По существу же Шервашидзе оставался и впоследствии таким же чарующе-туманным, такой же «складной душой», охотно подчиняющейся и мнению, и воле других и не боровшейся со своей трудноодолимой склонностью к ничегонеделанию. Это не мешало ему быть всегда опрятно одетым, отличаться большой воздержанностью в пище и в питье.

В Примель он явился как-то неожиданно и собрался провести там все лето. Из экономических соображений он поселился не в гостинице (где полный пансион стоил тогда всего 5 франков в день), а нашел сразу маленькую комнатку у наших рыбаков-соседей, молодоженов Клэх. Хорошенькая Маргарита Клэх, которую я не раз рисовал в 1897 году, была теперь замужем за красавцем, но и отчаянным пьяницей — тоже по фамилии Клэх. В низенькой пристройке к их крошечному домику (с одним только покоем) Шервашидзе и устроился; в шутку он утверждал, что первоначальное назначение этой пристройки было служить свинарником. Пол здесь был битой земли, а обстановка состояла всего только из деревянной кровати и рукомойника, висевшего на веревочке. Кроме того, Шервашидзе привез с собой большую коробку масляных красок, складной мольберт, складной треножный стул и очень нетяжелый чемодан. Носильные вещи были развешены — ничем не прикрытые — по гвоздям, вбитым в стену. Единственное окна, выходившее на огород, освещало этот покой потомка абхазских монархов. Гостеприимную мою Анну Карловну удручало, что князь плохо питается — его меню состояло неизменно из хлеба (правда, чудесного, деревенского, с толстой хрустящей коркой), молока, простокваши и крутых яиц. Но лишь изредка удавалось моей жене заполучить его к нам. Приходилось уламывать, и он всячески уклонялся из какой-то преувеличенной деликатности и гордости.

**ПРЕДОСТАВЛЕННЫЕ МАТЕРИАЛЫ:**
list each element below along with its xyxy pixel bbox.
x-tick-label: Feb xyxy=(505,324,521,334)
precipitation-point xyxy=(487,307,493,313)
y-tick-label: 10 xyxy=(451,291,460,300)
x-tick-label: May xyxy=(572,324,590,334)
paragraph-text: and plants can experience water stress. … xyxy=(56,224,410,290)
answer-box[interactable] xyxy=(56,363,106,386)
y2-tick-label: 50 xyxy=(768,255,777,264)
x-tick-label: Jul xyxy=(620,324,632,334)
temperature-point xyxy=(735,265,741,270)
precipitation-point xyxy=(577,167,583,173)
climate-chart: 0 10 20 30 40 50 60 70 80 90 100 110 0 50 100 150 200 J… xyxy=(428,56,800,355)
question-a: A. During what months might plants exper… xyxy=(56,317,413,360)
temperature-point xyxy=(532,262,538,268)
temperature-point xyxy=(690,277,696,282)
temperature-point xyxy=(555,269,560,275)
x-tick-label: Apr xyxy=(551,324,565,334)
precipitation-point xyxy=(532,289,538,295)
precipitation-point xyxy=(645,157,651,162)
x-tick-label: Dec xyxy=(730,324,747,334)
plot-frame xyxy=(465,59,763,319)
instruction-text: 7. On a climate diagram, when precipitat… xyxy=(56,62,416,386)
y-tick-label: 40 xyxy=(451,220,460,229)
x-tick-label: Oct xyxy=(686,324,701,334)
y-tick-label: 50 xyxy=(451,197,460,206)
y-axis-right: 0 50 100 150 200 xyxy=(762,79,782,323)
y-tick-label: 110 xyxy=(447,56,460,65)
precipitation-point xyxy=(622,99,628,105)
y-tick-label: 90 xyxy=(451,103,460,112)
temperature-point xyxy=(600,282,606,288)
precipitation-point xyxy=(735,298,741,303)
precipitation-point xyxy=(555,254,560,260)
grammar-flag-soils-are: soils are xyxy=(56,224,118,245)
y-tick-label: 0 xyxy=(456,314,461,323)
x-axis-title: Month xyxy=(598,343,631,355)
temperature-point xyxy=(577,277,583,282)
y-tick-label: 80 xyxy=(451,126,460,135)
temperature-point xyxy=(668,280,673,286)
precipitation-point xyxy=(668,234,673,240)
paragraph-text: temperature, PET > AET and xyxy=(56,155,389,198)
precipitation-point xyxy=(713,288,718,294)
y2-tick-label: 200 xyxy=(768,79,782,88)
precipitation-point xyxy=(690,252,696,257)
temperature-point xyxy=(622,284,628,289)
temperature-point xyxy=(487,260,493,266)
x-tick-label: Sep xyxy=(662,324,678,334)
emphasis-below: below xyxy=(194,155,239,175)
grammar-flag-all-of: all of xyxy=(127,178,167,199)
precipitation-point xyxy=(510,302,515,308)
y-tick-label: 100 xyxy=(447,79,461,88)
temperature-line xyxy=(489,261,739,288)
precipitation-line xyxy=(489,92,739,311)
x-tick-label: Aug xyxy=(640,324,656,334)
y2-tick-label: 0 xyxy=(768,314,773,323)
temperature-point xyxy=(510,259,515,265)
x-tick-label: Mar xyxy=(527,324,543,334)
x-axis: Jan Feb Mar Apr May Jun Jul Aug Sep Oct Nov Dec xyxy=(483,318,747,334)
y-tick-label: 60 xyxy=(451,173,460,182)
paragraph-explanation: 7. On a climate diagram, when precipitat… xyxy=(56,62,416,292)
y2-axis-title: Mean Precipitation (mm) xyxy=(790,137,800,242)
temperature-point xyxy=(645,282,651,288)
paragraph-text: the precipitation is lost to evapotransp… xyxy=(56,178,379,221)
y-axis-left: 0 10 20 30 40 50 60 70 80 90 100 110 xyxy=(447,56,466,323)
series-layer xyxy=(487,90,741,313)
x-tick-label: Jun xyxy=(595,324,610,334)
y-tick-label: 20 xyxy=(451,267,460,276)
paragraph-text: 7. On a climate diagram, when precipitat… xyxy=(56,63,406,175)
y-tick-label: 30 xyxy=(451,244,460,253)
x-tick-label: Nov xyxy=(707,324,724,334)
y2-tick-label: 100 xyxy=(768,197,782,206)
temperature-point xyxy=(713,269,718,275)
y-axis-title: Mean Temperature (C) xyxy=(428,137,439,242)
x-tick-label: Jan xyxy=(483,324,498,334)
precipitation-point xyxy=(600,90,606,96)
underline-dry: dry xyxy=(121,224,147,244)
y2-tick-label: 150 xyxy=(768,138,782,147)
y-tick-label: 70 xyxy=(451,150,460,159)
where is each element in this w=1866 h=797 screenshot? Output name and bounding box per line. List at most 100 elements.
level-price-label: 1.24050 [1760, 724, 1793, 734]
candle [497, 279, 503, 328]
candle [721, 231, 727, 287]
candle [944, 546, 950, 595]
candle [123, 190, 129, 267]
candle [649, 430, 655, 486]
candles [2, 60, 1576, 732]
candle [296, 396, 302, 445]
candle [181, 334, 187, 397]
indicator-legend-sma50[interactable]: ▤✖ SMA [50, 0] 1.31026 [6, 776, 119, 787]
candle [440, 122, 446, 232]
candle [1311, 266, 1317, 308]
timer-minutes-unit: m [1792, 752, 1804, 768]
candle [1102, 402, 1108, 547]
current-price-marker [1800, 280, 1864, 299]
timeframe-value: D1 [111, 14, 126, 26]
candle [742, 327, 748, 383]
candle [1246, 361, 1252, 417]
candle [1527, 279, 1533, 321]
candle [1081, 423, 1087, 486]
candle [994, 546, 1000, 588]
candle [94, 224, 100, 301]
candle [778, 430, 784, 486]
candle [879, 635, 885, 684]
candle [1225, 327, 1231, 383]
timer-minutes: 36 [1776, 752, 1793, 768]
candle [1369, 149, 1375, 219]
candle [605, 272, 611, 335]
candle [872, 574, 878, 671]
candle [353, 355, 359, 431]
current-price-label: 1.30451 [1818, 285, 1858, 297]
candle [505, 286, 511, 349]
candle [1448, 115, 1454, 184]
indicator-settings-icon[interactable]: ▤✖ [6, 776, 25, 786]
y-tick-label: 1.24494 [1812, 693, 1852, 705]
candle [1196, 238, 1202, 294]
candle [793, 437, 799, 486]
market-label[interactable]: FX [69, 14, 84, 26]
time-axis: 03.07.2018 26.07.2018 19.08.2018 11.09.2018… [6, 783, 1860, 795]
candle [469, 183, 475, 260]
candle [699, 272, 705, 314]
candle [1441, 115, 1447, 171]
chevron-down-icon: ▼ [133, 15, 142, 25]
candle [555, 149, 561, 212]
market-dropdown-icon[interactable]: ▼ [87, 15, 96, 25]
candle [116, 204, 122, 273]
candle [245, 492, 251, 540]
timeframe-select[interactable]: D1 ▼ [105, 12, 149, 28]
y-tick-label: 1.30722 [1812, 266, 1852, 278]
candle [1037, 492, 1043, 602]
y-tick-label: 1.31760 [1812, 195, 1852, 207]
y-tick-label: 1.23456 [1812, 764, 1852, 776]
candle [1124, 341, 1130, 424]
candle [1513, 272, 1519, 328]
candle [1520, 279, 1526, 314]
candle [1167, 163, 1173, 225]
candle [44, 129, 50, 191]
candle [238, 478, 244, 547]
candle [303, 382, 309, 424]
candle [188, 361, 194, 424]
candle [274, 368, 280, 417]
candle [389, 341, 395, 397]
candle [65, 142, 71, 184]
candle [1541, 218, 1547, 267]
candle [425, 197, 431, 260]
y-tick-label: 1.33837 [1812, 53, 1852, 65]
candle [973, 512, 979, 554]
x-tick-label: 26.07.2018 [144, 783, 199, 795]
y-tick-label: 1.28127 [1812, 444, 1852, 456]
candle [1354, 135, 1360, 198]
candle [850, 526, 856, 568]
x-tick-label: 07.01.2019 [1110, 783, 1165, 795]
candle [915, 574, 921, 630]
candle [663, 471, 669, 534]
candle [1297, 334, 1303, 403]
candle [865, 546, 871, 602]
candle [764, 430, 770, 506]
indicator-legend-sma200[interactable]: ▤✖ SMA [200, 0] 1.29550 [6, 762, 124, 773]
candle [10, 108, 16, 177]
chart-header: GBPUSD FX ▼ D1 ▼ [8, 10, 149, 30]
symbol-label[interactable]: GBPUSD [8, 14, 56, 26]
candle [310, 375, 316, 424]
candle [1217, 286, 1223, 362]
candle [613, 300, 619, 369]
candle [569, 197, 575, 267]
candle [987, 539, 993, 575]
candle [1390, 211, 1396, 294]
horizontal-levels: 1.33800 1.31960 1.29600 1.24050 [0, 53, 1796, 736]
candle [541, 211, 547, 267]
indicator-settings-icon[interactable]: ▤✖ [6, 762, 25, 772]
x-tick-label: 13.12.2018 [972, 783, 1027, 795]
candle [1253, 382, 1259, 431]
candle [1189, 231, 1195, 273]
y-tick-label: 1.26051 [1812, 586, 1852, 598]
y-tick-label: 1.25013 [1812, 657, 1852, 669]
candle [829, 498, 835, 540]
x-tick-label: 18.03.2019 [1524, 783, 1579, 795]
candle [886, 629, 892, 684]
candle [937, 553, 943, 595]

**ЗАДАНИЕ:** Сколько, согласно отрывку о Шервашидзе, стоил тогда полный пансион в гостинице в Примеле? Записи взяты из другого источника.

**РЕШЕНИЕ ЗАДАНИЯ:** Всего 5 франков в день.